Aim of the exercise
Reproduce the records below exactly, leaving out any pictures.

::: Provided records

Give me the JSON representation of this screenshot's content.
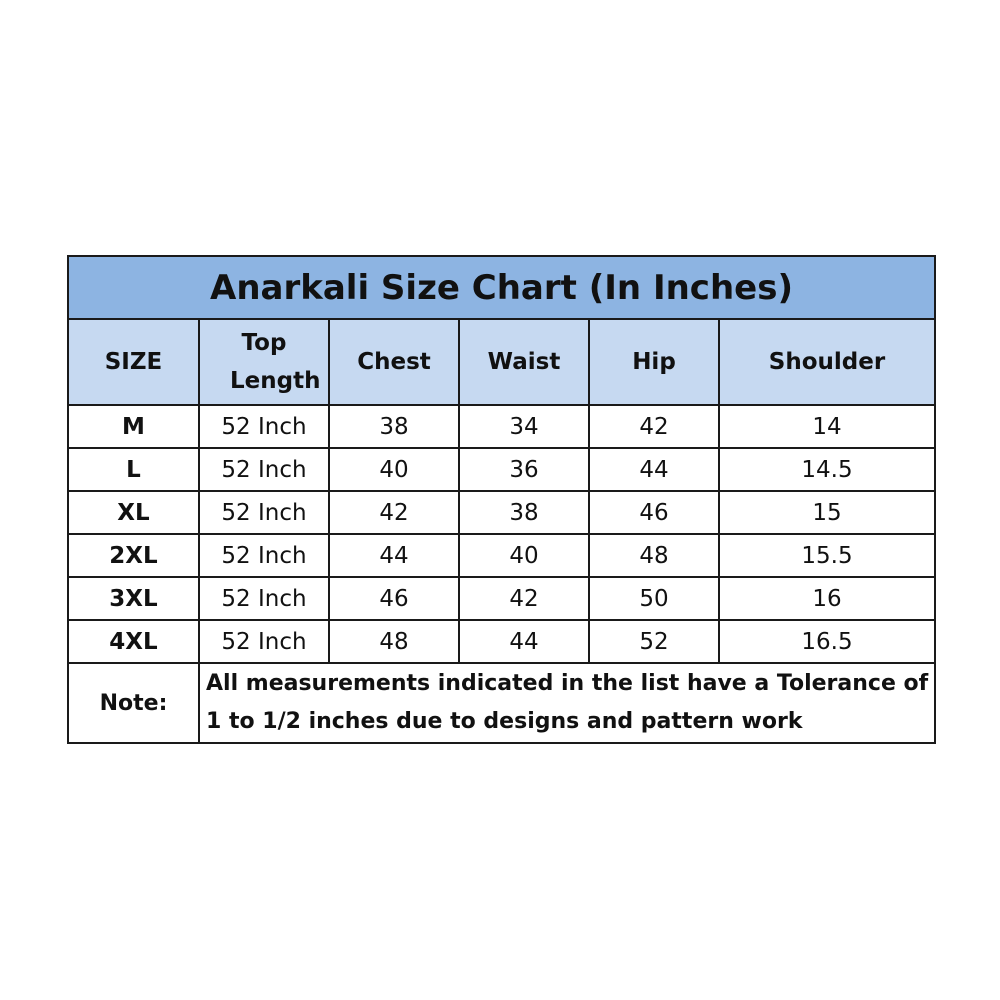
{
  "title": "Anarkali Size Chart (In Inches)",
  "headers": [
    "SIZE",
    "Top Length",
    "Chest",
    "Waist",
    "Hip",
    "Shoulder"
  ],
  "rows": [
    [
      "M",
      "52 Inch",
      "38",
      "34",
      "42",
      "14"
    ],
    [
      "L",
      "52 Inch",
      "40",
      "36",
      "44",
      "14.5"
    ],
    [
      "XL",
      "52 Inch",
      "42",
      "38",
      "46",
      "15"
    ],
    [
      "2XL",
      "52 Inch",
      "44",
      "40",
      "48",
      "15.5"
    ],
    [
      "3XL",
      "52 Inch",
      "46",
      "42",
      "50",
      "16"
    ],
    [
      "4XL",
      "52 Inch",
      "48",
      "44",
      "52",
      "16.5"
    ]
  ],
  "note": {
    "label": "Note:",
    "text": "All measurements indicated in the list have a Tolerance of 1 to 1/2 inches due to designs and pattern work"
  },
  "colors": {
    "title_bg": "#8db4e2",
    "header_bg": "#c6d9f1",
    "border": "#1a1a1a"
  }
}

::::::

The response
Give me the JSON representation of this screenshot's content.
{
  "title": "Anarkali Size Chart (In Inches)",
  "headers": [
    "SIZE",
    "Top Length",
    "Chest",
    "Waist",
    "Hip",
    "Shoulder"
  ],
  "rows": [
    [
      "M",
      "52 Inch",
      "38",
      "34",
      "42",
      "14"
    ],
    [
      "L",
      "52 Inch",
      "40",
      "36",
      "44",
      "14.5"
    ],
    [
      "XL",
      "52 Inch",
      "42",
      "38",
      "46",
      "15"
    ],
    [
      "2XL",
      "52 Inch",
      "44",
      "40",
      "48",
      "15.5"
    ],
    [
      "3XL",
      "52 Inch",
      "46",
      "42",
      "50",
      "16"
    ],
    [
      "4XL",
      "52 Inch",
      "48",
      "44",
      "52",
      "16.5"
    ]
  ],
  "note": {
    "label": "Note:",
    "text": "All measurements indicated in the list have a Tolerance of 1 to 1/2 inches due to designs and pattern work"
  },
  "colors": {
    "title_bg": "#8db4e2",
    "header_bg": "#c6d9f1",
    "border": "#1a1a1a"
  }
}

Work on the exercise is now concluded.